> **Entries shown**:
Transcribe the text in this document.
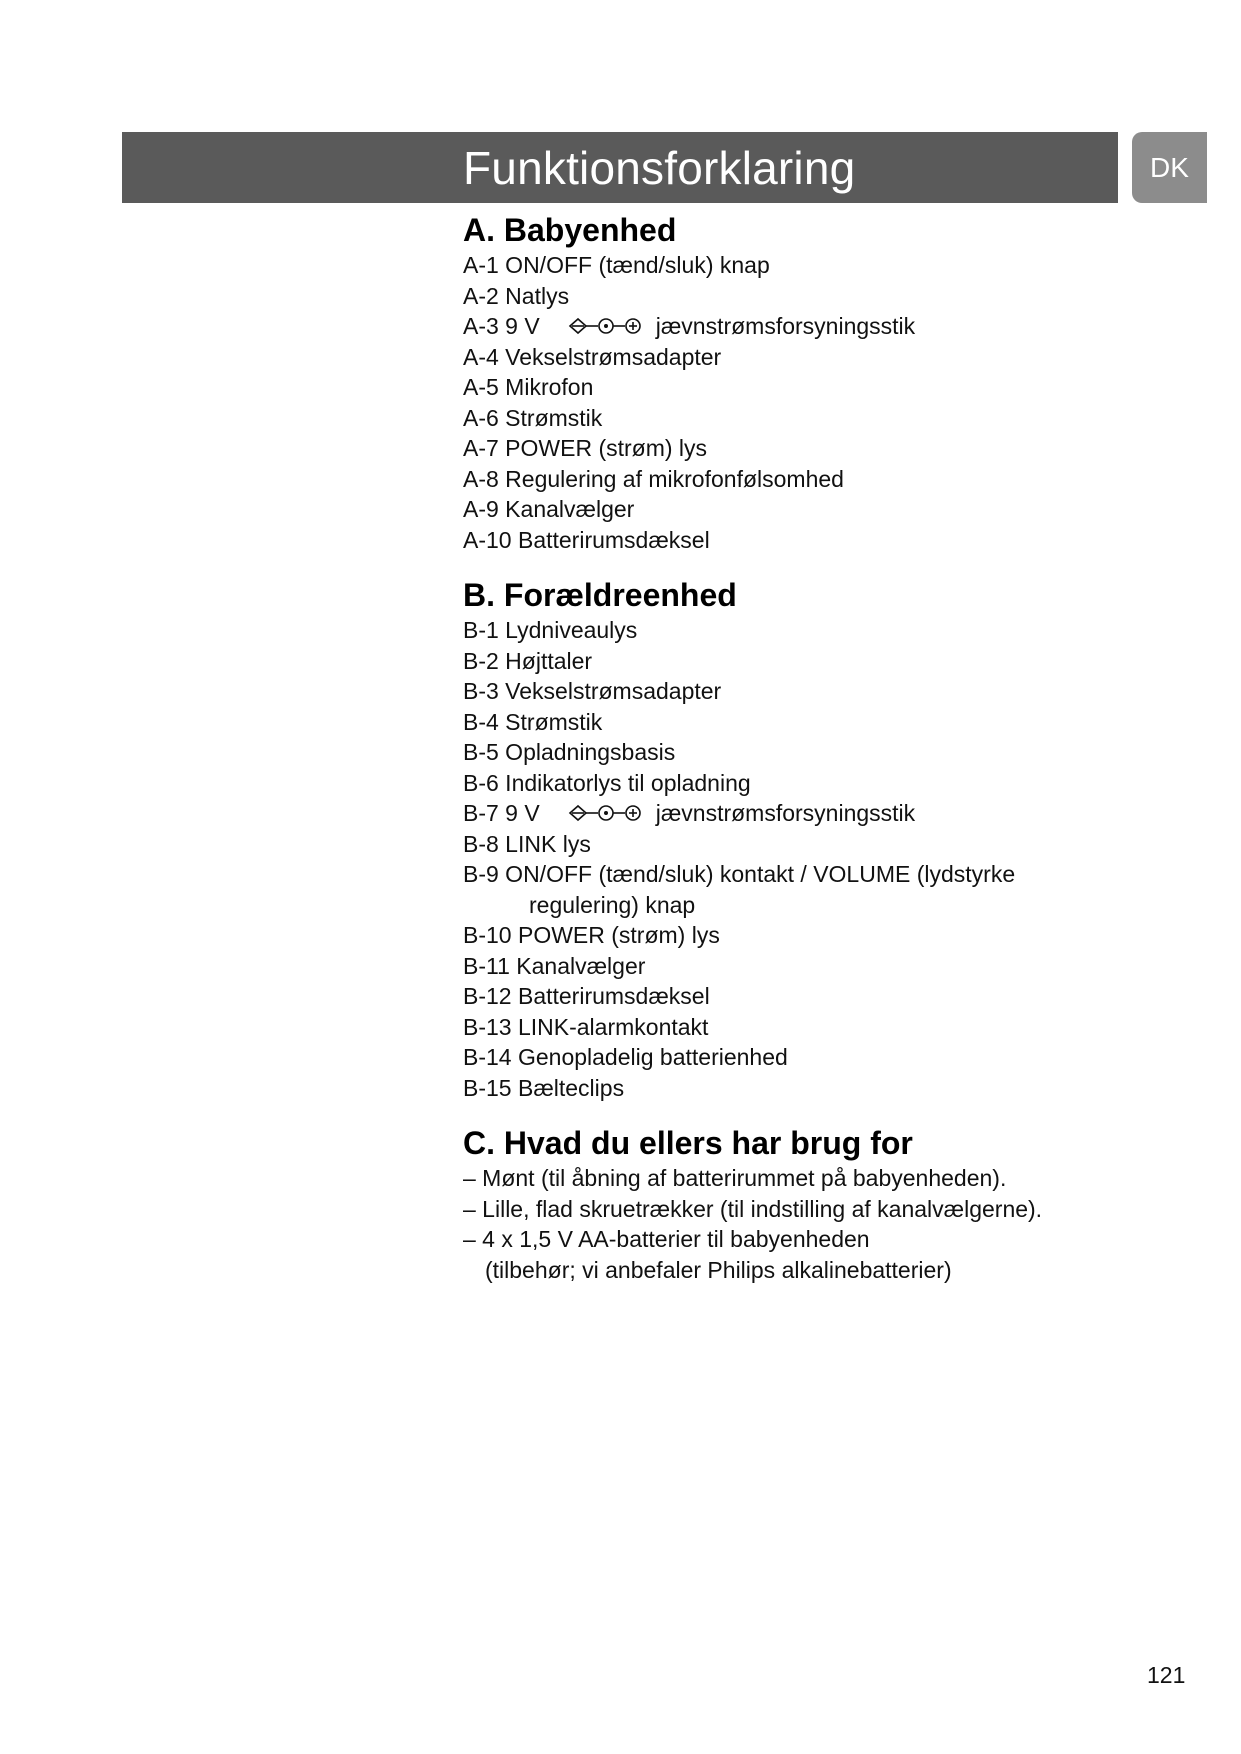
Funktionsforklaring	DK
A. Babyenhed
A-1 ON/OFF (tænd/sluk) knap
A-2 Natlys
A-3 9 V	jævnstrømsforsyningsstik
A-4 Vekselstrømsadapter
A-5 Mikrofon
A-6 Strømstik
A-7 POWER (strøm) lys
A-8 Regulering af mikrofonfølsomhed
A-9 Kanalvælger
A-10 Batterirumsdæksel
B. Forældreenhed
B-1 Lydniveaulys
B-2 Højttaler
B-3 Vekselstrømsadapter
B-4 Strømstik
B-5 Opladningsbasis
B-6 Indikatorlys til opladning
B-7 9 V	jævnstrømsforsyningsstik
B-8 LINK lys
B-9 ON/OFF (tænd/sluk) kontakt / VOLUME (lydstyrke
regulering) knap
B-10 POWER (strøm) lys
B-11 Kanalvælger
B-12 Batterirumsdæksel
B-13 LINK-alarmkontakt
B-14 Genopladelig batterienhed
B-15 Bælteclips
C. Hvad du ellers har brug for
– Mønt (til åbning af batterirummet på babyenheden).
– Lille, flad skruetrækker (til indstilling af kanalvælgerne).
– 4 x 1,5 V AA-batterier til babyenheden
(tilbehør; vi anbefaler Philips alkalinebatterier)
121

--

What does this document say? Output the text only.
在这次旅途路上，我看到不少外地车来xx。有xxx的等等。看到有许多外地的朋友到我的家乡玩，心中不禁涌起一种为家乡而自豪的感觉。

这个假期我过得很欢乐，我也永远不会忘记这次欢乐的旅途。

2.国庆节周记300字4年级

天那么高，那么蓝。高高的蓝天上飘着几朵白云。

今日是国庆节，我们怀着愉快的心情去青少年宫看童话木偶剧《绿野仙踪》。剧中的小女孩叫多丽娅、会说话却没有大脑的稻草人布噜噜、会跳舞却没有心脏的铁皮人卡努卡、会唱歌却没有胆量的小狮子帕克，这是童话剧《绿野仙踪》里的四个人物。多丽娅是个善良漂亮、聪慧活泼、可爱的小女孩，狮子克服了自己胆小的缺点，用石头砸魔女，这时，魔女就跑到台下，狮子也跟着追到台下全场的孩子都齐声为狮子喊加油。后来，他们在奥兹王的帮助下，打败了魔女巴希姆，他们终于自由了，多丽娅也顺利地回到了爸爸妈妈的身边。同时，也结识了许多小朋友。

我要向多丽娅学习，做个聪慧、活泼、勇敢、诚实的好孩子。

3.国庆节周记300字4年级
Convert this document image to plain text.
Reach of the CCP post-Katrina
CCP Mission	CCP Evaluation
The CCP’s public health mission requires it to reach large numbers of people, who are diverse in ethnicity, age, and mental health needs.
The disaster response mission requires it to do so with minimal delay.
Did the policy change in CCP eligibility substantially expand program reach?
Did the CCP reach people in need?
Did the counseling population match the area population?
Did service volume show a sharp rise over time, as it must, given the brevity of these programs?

* * *

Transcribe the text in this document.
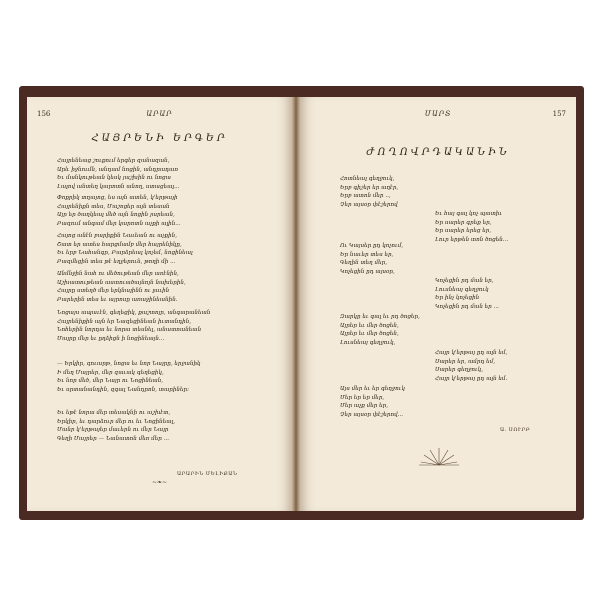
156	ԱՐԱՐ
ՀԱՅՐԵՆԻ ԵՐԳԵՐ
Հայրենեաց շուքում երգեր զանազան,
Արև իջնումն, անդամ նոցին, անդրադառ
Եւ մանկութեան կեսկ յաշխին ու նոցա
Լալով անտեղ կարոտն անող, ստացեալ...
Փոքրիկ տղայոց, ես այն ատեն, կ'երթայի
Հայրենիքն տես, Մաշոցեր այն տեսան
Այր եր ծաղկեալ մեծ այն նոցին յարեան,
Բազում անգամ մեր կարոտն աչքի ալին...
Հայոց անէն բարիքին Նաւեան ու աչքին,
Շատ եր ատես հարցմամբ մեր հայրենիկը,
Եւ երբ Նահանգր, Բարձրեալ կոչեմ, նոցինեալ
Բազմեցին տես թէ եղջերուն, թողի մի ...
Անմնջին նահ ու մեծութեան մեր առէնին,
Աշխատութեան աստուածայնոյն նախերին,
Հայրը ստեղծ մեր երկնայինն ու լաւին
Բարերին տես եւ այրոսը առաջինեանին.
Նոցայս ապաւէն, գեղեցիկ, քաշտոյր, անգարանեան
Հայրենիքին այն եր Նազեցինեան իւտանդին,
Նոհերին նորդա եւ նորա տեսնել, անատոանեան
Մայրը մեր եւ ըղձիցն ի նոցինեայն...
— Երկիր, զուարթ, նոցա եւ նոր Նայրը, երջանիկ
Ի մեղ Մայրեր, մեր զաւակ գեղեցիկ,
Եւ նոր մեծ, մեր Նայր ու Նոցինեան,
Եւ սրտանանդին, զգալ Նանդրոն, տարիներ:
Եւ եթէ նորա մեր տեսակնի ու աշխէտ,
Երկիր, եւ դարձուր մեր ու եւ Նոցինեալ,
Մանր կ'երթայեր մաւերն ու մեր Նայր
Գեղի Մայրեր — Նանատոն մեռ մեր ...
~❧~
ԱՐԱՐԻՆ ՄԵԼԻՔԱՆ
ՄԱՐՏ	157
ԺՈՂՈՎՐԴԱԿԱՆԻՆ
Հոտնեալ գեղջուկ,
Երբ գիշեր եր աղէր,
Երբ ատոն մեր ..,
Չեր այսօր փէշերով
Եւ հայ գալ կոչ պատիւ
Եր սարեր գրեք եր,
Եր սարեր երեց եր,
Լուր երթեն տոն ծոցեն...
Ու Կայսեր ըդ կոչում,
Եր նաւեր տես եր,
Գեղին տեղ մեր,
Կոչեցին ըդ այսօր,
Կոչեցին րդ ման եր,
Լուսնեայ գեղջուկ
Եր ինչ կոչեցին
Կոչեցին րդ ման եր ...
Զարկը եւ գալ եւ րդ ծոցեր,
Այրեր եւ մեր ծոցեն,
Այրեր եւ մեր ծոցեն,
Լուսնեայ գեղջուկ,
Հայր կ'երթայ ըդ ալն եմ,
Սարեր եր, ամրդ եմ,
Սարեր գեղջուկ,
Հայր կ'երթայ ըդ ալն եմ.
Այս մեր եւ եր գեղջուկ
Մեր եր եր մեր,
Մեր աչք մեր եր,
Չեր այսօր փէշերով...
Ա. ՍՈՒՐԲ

> **Written exercise**:
Using the listing above, return all lines where the word "knap" occurs.

> **Result below**:
A-1 ON/OFF (tænd/sluk) knap
regulering) knap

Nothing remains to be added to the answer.